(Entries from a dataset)

----

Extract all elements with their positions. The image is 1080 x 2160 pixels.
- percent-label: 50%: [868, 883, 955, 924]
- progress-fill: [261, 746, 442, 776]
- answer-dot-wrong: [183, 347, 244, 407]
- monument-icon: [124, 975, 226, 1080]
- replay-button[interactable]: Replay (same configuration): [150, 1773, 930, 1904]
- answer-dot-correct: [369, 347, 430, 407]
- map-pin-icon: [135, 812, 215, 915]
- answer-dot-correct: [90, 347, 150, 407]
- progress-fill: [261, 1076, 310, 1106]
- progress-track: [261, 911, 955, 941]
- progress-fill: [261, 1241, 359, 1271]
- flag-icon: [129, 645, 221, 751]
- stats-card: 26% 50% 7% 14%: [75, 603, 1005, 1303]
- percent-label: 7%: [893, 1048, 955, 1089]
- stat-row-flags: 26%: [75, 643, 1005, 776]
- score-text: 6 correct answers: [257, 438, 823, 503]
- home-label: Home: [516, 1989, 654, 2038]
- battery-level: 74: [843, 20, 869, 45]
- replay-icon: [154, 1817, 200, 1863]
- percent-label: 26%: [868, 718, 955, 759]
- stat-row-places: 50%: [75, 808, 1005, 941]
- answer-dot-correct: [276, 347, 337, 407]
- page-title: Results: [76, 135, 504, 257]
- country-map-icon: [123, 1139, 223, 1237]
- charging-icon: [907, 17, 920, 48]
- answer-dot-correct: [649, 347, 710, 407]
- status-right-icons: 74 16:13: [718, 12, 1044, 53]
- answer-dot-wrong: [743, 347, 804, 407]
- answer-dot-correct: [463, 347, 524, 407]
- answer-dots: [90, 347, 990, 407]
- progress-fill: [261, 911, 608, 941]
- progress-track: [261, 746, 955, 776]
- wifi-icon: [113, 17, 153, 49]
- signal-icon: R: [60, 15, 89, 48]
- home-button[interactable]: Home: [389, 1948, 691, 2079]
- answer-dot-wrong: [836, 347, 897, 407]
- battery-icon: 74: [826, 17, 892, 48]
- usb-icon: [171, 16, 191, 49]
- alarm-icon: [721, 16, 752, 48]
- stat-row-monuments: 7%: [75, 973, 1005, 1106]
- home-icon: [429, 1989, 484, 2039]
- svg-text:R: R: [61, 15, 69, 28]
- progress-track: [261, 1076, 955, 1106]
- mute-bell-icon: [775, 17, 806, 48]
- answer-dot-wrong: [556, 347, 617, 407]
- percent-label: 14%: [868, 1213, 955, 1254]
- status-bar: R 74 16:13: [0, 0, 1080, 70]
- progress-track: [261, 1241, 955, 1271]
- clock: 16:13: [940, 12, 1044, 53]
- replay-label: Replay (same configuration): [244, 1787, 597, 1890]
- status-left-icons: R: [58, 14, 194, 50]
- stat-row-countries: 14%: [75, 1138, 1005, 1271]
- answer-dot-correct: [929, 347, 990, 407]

----

● **Work to do**: Extract each entry above and reproduce its lines verbatim.

● **Output**:
Extract all elements with their positions. The image is 1080 x 2160 pixels.
- percent-label: 50%: [868, 883, 955, 924]
- progress-fill: [261, 746, 442, 776]
- answer-dot-wrong: [183, 347, 244, 407]
- monument-icon: [124, 975, 226, 1080]
- replay-button[interactable]: Replay (same configuration): [150, 1773, 930, 1904]
- answer-dot-correct: [369, 347, 430, 407]
- map-pin-icon: [135, 812, 215, 915]
- answer-dot-correct: [90, 347, 150, 407]
- progress-fill: [261, 1076, 310, 1106]
- progress-track: [261, 911, 955, 941]
- progress-fill: [261, 1241, 359, 1271]
- flag-icon: [129, 645, 221, 751]
- stats-card: 26% 50% 7% 14%: [75, 603, 1005, 1303]
- percent-label: 7%: [893, 1048, 955, 1089]
- stat-row-flags: 26%: [75, 643, 1005, 776]
- score-text: 6 correct answers: [257, 438, 823, 503]
- home-label: Home: [516, 1989, 654, 2038]
- battery-level: 74: [843, 20, 869, 45]
- replay-icon: [154, 1817, 200, 1863]
- percent-label: 26%: [868, 718, 955, 759]
- stat-row-places: 50%: [75, 808, 1005, 941]
- answer-dot-correct: [276, 347, 337, 407]
- page-title: Results: [76, 135, 504, 257]
- country-map-icon: [123, 1139, 223, 1237]
- charging-icon: [907, 17, 920, 48]
- answer-dot-correct: [649, 347, 710, 407]
- status-right-icons: 74 16:13: [718, 12, 1044, 53]
- answer-dot-wrong: [743, 347, 804, 407]
- answer-dot-correct: [463, 347, 524, 407]
- answer-dots: [90, 347, 990, 407]
- progress-fill: [261, 911, 608, 941]
- progress-track: [261, 746, 955, 776]
- wifi-icon: [113, 17, 153, 49]
- signal-icon: R: [60, 15, 89, 48]
- home-button[interactable]: Home: [389, 1948, 691, 2079]
- answer-dot-wrong: [836, 347, 897, 407]
- battery-icon: 74: [826, 17, 892, 48]
- usb-icon: [171, 16, 191, 49]
- alarm-icon: [721, 16, 752, 48]
- stat-row-monuments: 7%: [75, 973, 1005, 1106]
- home-icon: [429, 1989, 484, 2039]
- svg-text:R: R: [61, 15, 69, 28]
- progress-track: [261, 1076, 955, 1106]
- mute-bell-icon: [775, 17, 806, 48]
- answer-dot-wrong: [556, 347, 617, 407]
- percent-label: 14%: [868, 1213, 955, 1254]
- status-bar: R 74 16:13: [0, 0, 1080, 70]
- progress-track: [261, 1241, 955, 1271]
- clock: 16:13: [940, 12, 1044, 53]
- replay-label: Replay (same configuration): [244, 1787, 597, 1890]
- status-left-icons: R: [58, 14, 194, 50]
- stat-row-countries: 14%: [75, 1138, 1005, 1271]
- answer-dot-correct: [929, 347, 990, 407]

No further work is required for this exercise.